[Stored data entries]

····················

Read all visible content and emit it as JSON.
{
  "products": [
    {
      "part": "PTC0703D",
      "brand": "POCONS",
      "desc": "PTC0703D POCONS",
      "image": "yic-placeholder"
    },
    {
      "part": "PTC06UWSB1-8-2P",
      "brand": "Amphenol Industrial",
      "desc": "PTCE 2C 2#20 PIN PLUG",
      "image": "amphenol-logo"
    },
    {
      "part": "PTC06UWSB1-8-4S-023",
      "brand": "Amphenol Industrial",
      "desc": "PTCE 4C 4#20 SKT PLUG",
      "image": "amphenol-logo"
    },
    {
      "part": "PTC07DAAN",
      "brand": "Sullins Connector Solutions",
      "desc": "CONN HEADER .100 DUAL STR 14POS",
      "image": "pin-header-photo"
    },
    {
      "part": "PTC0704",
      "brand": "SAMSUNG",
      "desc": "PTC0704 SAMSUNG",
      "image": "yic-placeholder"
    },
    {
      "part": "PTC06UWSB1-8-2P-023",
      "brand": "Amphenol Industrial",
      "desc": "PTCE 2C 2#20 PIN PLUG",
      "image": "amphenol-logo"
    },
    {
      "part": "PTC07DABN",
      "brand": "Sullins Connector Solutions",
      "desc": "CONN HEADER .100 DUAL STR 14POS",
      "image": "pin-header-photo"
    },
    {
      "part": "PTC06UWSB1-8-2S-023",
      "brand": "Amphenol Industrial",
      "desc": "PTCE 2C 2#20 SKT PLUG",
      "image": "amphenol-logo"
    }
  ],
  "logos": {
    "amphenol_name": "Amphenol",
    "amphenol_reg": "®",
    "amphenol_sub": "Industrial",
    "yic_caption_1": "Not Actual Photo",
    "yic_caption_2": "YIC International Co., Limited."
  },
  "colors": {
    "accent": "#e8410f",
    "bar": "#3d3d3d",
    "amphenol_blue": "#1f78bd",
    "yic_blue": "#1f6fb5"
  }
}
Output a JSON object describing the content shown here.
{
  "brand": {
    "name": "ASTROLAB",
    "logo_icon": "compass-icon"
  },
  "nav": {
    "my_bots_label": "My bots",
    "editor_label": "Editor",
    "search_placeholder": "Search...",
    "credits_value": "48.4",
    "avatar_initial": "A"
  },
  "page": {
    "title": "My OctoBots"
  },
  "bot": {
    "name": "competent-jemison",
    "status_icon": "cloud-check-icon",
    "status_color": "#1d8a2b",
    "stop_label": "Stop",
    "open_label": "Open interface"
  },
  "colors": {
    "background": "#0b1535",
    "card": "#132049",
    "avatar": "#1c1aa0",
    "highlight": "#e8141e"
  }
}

····················

Repeat all of the records above exactly as written.

OUTPUT BELOW:
Read all visible content and emit it as JSON.
{
  "products": [
    {
      "part": "PTC0703D",
      "brand": "POCONS",
      "desc": "PTC0703D POCONS",
      "image": "yic-placeholder"
    },
    {
      "part": "PTC06UWSB1-8-2P",
      "brand": "Amphenol Industrial",
      "desc": "PTCE 2C 2#20 PIN PLUG",
      "image": "amphenol-logo"
    },
    {
      "part": "PTC06UWSB1-8-4S-023",
      "brand": "Amphenol Industrial",
      "desc": "PTCE 4C 4#20 SKT PLUG",
      "image": "amphenol-logo"
    },
    {
      "part": "PTC07DAAN",
      "brand": "Sullins Connector Solutions",
      "desc": "CONN HEADER .100 DUAL STR 14POS",
      "image": "pin-header-photo"
    },
    {
      "part": "PTC0704",
      "brand": "SAMSUNG",
      "desc": "PTC0704 SAMSUNG",
      "image": "yic-placeholder"
    },
    {
      "part": "PTC06UWSB1-8-2P-023",
      "brand": "Amphenol Industrial",
      "desc": "PTCE 2C 2#20 PIN PLUG",
      "image": "amphenol-logo"
    },
    {
      "part": "PTC07DABN",
      "brand": "Sullins Connector Solutions",
      "desc": "CONN HEADER .100 DUAL STR 14POS",
      "image": "pin-header-photo"
    },
    {
      "part": "PTC06UWSB1-8-2S-023",
      "brand": "Amphenol Industrial",
      "desc": "PTCE 2C 2#20 SKT PLUG",
      "image": "amphenol-logo"
    }
  ],
  "logos": {
    "amphenol_name": "Amphenol",
    "amphenol_reg": "®",
    "amphenol_sub": "Industrial",
    "yic_caption_1": "Not Actual Photo",
    "yic_caption_2": "YIC International Co., Limited."
  },
  "colors": {
    "accent": "#e8410f",
    "bar": "#3d3d3d",
    "amphenol_blue": "#1f78bd",
    "yic_blue": "#1f6fb5"
  }
}
Output a JSON object describing the content shown here.
{
  "brand": {
    "name": "ASTROLAB",
    "logo_icon": "compass-icon"
  },
  "nav": {
    "my_bots_label": "My bots",
    "editor_label": "Editor",
    "search_placeholder": "Search...",
    "credits_value": "48.4",
    "avatar_initial": "A"
  },
  "page": {
    "title": "My OctoBots"
  },
  "bot": {
    "name": "competent-jemison",
    "status_icon": "cloud-check-icon",
    "status_color": "#1d8a2b",
    "stop_label": "Stop",
    "open_label": "Open interface"
  },
  "colors": {
    "background": "#0b1535",
    "card": "#132049",
    "avatar": "#1c1aa0",
    "highlight": "#e8141e"
  }
}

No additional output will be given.